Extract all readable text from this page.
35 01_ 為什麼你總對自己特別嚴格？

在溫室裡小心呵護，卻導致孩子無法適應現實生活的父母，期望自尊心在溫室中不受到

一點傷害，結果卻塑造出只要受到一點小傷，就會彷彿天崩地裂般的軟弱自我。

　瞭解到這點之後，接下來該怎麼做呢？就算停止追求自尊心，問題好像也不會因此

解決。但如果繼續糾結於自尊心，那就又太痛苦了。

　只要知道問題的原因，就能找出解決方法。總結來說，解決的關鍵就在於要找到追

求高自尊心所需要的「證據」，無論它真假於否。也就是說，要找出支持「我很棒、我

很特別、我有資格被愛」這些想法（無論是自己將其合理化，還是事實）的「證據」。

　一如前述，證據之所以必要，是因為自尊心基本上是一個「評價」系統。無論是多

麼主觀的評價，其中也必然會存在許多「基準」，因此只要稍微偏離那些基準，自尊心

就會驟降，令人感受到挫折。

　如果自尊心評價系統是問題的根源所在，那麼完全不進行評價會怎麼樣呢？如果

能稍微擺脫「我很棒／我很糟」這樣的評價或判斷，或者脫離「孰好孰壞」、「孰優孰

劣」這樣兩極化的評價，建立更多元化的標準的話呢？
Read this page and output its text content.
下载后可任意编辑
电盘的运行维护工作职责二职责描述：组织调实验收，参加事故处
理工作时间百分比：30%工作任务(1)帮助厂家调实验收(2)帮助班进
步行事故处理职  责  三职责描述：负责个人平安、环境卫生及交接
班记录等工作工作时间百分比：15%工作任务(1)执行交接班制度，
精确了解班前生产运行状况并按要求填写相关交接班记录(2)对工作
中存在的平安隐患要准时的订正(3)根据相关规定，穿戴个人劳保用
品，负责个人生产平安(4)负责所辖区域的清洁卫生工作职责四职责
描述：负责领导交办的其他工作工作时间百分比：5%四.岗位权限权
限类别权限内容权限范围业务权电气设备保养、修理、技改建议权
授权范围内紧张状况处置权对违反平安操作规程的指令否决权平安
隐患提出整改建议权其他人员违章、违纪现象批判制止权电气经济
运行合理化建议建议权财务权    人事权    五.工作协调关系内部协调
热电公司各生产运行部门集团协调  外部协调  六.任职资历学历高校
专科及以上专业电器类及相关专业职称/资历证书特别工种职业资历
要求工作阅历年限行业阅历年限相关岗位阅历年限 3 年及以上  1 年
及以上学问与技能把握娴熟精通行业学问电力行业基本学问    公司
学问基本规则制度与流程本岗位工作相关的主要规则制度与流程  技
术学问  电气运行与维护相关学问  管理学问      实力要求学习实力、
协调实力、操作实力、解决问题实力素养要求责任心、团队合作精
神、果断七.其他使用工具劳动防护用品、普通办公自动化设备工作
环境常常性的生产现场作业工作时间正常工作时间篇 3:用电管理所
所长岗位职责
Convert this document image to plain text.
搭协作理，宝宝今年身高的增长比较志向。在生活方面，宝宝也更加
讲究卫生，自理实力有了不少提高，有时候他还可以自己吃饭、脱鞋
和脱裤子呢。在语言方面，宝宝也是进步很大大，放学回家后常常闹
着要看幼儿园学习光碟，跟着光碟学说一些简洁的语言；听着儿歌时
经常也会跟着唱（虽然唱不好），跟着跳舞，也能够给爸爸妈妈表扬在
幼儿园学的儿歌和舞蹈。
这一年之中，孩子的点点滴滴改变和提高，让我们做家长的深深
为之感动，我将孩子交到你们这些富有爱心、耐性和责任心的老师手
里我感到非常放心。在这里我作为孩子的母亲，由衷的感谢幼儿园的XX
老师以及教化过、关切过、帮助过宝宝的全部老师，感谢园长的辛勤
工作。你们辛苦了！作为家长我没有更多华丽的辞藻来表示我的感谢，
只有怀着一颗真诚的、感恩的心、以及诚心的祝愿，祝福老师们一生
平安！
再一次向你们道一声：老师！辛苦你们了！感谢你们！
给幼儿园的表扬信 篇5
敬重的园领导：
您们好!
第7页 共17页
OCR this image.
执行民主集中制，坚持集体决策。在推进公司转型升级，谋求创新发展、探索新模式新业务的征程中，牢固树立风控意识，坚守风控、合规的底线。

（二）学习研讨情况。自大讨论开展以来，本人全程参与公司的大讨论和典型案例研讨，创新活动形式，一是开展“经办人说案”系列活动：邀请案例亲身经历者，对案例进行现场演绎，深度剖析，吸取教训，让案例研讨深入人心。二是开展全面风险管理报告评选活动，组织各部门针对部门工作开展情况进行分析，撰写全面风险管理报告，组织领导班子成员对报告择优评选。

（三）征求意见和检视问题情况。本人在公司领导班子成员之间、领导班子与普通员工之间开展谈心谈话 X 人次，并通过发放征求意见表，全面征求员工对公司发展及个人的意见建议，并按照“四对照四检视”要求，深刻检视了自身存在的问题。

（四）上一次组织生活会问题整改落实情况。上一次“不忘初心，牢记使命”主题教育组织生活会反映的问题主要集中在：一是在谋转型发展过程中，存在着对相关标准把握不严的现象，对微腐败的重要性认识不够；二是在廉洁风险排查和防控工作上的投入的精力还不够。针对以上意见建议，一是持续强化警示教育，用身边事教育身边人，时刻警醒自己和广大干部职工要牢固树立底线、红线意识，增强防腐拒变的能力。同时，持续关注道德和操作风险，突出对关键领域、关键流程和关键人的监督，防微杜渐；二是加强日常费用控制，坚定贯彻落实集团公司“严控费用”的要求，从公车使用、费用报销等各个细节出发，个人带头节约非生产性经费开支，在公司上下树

- - -

Return, from the data, each line that has the word "page" in it.

Extract all readable text from this page.
Read this page and output its text content.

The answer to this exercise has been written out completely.